▶ Work required
Find every line with the word "aktiveret". Copy those lines.

▶ Provided information

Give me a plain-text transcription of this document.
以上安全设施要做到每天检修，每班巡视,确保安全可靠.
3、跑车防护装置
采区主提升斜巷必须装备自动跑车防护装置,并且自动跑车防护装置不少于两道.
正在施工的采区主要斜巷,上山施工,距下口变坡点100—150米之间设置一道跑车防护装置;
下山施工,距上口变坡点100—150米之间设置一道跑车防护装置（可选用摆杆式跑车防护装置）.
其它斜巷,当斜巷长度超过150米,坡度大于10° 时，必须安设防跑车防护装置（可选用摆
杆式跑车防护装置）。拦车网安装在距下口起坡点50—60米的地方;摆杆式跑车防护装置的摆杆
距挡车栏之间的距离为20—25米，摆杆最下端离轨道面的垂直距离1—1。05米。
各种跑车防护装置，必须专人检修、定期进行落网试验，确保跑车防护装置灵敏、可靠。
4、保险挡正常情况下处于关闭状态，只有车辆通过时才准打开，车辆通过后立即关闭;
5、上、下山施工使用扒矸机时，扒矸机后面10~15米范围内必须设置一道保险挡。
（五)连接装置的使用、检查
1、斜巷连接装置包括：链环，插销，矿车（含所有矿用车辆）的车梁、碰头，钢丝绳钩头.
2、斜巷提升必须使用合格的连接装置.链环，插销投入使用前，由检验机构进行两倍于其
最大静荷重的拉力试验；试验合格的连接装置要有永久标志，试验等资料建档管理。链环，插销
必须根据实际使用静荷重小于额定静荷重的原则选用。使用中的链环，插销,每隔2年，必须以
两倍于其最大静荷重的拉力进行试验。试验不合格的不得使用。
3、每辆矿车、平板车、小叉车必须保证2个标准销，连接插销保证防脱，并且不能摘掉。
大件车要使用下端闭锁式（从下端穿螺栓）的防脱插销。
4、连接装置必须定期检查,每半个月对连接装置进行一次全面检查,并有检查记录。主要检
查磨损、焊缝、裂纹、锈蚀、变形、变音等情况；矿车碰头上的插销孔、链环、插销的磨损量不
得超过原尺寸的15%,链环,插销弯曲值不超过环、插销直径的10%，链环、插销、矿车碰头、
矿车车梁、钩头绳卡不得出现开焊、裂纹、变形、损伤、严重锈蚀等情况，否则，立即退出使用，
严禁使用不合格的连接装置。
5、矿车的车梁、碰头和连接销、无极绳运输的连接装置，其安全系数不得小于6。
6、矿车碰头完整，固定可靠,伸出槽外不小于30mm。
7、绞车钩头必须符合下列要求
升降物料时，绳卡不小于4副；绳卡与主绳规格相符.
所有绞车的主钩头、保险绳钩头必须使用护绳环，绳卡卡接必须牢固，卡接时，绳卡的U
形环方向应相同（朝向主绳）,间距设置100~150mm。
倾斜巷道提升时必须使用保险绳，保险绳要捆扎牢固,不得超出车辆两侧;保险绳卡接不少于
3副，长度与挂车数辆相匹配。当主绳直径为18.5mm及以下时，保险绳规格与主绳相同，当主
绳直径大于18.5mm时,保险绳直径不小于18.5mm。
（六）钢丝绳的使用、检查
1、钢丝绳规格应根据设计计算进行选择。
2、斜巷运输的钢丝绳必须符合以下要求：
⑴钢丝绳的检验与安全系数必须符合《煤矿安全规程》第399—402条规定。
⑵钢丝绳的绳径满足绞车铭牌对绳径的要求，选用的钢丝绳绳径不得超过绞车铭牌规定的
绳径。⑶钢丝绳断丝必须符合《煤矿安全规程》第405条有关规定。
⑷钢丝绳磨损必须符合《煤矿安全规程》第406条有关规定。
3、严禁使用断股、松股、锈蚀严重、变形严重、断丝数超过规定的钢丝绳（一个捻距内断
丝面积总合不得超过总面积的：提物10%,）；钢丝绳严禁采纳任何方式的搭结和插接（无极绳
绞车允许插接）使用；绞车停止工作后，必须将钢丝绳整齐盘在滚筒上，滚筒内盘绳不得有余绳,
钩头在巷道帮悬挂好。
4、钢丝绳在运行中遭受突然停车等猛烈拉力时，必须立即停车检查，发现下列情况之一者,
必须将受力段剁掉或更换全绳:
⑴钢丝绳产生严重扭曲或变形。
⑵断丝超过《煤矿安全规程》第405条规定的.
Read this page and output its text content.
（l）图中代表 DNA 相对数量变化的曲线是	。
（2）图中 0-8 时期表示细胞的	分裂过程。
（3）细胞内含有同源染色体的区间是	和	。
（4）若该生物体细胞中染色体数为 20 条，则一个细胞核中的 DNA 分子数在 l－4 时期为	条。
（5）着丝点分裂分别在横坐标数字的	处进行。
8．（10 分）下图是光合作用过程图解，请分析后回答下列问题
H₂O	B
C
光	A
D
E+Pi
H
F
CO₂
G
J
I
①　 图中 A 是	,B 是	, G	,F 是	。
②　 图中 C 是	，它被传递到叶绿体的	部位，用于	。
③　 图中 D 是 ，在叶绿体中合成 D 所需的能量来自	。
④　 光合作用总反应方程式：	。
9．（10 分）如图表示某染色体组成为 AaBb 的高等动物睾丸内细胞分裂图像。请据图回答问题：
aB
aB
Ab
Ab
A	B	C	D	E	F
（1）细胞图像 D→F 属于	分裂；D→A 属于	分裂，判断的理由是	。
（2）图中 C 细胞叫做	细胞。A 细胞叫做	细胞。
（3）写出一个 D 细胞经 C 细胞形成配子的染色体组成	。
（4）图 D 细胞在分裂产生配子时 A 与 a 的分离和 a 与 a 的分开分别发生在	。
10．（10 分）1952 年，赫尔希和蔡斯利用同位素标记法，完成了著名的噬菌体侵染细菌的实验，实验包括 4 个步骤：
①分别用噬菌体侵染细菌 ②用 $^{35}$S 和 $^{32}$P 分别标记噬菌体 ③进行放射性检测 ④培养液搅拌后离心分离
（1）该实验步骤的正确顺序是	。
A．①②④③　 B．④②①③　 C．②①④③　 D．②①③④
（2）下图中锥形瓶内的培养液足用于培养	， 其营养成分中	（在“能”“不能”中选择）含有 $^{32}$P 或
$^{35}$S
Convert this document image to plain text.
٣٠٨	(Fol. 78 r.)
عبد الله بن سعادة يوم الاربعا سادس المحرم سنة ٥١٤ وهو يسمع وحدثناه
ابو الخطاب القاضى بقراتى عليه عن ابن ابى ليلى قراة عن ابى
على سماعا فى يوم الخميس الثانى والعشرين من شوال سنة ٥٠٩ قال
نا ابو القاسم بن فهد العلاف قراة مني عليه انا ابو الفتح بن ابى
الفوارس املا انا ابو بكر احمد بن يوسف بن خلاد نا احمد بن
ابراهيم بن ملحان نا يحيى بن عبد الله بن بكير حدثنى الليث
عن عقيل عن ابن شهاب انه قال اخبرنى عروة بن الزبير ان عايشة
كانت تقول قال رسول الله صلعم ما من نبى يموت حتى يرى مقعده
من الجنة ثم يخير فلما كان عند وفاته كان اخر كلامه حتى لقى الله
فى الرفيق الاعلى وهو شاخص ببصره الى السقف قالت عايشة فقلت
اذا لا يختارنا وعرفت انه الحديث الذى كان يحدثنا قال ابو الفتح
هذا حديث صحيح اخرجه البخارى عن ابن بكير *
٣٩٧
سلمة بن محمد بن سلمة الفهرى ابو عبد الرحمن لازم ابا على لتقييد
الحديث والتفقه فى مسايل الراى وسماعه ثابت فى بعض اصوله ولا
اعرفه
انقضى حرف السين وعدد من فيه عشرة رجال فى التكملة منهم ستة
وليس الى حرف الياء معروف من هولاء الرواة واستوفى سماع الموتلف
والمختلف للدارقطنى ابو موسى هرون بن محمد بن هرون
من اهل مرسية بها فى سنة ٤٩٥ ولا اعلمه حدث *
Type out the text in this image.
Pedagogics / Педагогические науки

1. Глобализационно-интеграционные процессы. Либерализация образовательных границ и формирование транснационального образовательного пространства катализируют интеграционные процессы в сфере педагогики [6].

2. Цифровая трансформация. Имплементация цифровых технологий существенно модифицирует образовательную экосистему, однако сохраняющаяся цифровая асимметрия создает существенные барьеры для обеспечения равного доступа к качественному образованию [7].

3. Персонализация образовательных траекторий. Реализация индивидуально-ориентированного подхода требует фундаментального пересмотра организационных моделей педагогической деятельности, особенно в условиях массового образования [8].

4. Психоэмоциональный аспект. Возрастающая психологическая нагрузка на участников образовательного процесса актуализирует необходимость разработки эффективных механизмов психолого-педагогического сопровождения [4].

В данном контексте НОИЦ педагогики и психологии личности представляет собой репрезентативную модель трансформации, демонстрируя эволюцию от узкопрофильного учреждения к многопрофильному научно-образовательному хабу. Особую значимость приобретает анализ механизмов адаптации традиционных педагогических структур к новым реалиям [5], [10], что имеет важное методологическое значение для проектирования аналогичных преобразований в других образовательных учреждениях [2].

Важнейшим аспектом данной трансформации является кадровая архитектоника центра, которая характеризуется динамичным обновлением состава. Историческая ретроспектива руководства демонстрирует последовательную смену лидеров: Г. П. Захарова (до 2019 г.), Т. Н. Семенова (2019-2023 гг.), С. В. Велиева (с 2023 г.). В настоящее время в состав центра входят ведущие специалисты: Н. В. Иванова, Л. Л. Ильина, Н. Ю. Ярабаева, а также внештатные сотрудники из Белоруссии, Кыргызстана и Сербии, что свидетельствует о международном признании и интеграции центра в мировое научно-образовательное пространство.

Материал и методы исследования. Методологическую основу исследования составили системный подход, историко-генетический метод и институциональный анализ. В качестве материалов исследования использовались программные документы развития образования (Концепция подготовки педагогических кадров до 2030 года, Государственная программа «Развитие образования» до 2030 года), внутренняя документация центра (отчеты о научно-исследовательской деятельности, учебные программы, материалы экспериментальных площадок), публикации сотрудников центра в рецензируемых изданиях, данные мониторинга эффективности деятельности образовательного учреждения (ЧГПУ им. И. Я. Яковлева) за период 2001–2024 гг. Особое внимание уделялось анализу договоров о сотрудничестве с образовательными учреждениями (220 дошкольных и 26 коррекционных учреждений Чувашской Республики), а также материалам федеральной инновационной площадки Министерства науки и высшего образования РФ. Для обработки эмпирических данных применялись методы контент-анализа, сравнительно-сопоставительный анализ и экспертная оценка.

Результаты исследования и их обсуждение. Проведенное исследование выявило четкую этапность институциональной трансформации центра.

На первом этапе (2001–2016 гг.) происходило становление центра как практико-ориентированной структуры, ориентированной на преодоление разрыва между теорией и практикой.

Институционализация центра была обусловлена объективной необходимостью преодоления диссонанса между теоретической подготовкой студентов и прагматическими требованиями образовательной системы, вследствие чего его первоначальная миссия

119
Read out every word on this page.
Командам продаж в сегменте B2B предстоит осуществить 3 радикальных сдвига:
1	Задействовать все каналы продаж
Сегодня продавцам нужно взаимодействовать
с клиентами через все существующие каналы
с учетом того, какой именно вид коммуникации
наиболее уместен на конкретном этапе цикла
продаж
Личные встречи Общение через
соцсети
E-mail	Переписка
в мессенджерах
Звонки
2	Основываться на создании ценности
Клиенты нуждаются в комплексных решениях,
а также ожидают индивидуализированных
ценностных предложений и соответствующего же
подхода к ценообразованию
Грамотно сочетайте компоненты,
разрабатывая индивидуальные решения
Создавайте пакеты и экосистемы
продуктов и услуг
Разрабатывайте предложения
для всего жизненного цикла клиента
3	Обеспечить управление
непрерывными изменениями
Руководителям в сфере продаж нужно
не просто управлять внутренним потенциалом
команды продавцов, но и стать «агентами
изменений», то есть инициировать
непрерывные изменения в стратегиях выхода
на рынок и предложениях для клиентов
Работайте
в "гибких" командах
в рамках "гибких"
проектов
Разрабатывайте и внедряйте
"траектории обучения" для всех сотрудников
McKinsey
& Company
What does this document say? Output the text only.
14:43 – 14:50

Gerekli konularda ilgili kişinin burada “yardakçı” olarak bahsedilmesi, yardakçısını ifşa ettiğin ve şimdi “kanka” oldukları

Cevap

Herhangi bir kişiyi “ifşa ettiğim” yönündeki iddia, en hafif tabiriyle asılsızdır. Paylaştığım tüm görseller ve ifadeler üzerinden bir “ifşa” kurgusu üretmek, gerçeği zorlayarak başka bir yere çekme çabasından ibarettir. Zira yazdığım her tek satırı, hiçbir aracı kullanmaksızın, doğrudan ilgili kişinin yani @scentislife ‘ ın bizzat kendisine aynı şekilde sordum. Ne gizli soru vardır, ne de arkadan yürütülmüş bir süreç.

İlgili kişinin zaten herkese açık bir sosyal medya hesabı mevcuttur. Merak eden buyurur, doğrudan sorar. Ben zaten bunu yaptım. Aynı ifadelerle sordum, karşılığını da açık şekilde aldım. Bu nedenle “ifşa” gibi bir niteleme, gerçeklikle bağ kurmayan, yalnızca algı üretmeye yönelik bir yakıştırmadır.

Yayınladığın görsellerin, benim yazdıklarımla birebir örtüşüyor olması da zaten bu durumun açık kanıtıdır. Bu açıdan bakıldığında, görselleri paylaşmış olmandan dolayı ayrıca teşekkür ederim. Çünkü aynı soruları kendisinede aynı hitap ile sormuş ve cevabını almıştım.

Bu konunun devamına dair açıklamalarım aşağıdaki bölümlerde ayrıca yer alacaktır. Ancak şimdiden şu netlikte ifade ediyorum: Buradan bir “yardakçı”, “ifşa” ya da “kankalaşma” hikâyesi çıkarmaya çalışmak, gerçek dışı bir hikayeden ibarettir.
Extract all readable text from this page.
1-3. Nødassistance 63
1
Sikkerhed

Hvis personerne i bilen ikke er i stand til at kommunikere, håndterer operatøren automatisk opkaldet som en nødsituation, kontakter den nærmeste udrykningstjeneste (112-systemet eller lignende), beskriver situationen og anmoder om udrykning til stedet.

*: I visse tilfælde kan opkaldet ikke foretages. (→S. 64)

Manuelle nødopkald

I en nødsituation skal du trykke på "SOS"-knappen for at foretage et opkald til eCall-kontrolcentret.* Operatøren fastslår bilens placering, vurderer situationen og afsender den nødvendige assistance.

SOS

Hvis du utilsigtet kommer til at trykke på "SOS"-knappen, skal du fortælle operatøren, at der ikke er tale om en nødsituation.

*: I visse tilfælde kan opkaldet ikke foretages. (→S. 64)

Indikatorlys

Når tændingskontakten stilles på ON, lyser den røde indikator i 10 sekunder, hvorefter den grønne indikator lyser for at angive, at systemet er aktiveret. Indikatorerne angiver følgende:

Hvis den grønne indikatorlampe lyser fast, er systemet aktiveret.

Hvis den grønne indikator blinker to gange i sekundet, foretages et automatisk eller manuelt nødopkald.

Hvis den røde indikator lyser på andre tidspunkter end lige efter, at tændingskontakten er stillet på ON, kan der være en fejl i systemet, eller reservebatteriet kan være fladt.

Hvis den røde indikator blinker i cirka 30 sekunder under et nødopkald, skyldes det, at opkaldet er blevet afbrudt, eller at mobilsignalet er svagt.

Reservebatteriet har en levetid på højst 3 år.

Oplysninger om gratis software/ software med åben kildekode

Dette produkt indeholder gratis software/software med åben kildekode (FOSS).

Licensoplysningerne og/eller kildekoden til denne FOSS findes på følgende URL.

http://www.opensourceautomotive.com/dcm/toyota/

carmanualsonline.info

▶ Problem solution
Når tændingskontakten stilles på ON, lyser den røde indikator i 10 sekunder, hvorefter den grønne indikator lyser for at angive, at systemet er aktiveret. Indikatorerne angiver følgende:
Hvis den grønne indikatorlampe lyser fast, er systemet aktiveret.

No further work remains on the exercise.